▸ **Exercise goal**
From the entries that follow, gather each line holding the word "ylabel".

▸ **Material supplied**
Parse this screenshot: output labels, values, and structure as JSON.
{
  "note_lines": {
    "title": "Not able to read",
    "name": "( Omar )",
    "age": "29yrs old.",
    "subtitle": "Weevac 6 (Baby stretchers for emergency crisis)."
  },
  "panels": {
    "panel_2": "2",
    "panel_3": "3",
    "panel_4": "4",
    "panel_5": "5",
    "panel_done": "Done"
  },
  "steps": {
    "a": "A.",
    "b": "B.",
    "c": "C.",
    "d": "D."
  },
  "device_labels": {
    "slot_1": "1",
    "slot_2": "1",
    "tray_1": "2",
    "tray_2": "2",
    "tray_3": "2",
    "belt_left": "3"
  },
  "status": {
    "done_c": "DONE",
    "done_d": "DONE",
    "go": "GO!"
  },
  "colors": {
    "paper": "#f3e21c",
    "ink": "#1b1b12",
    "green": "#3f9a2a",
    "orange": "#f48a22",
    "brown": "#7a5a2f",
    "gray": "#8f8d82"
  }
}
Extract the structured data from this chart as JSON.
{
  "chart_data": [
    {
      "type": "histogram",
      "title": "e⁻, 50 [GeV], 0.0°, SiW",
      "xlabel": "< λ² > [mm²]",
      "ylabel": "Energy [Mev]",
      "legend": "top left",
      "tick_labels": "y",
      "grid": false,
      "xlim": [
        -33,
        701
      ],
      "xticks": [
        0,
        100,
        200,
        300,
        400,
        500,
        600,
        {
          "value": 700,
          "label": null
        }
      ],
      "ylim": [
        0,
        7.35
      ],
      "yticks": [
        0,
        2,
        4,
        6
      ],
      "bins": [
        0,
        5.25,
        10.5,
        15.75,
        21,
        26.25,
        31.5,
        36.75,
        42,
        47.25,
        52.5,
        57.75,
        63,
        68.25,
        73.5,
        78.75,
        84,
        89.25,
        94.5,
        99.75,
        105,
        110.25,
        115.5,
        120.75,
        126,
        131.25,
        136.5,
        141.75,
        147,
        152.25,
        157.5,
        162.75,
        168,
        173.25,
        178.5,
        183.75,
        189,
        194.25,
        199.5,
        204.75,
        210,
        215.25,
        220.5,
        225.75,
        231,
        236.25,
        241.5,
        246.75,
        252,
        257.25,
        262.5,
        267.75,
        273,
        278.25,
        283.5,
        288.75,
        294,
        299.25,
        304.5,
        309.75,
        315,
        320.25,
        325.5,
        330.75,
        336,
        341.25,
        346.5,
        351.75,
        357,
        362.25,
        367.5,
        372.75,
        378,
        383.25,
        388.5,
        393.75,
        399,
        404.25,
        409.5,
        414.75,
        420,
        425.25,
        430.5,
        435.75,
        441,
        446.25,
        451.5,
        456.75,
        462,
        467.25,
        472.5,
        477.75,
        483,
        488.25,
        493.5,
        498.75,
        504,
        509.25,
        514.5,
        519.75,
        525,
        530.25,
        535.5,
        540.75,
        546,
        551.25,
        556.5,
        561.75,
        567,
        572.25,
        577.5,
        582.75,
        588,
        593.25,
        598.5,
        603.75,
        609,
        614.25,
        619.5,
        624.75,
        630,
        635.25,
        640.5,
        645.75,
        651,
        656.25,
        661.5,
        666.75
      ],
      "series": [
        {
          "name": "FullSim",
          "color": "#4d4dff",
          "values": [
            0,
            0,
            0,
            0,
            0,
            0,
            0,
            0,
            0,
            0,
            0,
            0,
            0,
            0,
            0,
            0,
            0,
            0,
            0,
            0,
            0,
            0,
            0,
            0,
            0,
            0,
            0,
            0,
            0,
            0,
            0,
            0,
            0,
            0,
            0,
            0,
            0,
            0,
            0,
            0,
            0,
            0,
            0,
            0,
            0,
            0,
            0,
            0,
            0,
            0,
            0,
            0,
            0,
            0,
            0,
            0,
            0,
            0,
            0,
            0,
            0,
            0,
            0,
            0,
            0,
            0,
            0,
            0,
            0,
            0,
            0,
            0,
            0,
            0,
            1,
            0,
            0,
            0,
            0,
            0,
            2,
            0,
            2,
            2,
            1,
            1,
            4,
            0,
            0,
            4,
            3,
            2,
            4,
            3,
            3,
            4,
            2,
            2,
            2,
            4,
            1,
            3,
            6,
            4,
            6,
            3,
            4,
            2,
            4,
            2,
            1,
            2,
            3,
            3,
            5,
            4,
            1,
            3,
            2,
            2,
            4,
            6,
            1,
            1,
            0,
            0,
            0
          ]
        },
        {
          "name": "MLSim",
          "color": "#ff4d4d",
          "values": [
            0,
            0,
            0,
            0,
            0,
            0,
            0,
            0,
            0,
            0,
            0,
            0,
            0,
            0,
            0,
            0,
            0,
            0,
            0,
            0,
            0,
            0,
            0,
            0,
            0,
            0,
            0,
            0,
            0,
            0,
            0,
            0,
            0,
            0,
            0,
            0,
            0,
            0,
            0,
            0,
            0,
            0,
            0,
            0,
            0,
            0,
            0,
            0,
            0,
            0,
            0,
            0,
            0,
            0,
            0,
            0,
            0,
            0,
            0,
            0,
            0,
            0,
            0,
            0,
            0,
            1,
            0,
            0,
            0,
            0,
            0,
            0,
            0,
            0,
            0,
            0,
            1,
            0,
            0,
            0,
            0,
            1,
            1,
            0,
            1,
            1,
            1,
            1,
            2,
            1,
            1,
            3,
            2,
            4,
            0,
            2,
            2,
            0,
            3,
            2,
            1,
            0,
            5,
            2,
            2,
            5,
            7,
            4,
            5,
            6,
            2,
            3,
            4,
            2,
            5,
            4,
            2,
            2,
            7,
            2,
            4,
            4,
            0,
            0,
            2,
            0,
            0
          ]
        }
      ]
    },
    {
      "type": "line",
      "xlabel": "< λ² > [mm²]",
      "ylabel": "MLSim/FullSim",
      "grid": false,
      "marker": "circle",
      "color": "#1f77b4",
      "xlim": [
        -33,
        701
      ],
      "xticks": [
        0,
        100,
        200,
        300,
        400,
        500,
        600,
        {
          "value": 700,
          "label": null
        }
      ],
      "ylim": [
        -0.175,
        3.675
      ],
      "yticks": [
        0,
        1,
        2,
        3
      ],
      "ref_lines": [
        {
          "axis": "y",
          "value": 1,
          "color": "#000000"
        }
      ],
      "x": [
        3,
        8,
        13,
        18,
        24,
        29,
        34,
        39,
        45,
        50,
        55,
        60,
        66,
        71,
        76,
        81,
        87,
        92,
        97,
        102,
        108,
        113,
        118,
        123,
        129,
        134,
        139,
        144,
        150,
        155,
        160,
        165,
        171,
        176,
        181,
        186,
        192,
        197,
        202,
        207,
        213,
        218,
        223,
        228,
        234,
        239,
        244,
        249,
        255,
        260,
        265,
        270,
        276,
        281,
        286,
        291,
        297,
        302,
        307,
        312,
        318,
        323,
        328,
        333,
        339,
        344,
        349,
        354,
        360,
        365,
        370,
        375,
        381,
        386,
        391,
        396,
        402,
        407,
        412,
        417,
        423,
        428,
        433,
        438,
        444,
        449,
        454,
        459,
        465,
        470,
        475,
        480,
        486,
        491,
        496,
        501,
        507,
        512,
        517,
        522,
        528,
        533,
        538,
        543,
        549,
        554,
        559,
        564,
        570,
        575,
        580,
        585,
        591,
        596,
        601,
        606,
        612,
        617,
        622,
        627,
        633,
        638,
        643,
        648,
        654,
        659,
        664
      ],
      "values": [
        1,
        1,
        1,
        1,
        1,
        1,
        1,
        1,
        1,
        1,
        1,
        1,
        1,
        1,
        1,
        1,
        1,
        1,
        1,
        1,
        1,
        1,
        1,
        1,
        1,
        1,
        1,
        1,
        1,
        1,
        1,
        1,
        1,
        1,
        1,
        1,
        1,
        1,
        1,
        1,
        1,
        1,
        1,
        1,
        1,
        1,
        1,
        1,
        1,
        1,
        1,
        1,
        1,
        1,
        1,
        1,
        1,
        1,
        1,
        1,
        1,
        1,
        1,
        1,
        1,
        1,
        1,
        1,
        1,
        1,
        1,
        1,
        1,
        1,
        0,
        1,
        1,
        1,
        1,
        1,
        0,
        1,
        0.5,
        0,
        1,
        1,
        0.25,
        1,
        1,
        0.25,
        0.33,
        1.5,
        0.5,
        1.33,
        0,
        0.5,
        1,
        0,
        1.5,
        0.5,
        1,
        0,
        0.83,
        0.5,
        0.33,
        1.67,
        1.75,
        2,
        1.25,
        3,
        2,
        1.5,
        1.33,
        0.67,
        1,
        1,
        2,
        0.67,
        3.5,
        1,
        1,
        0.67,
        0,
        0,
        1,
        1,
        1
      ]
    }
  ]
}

▸ **Written answer**
      "ylabel": "Energy [Mev]",
      "ylabel": "MLSim/FullSim",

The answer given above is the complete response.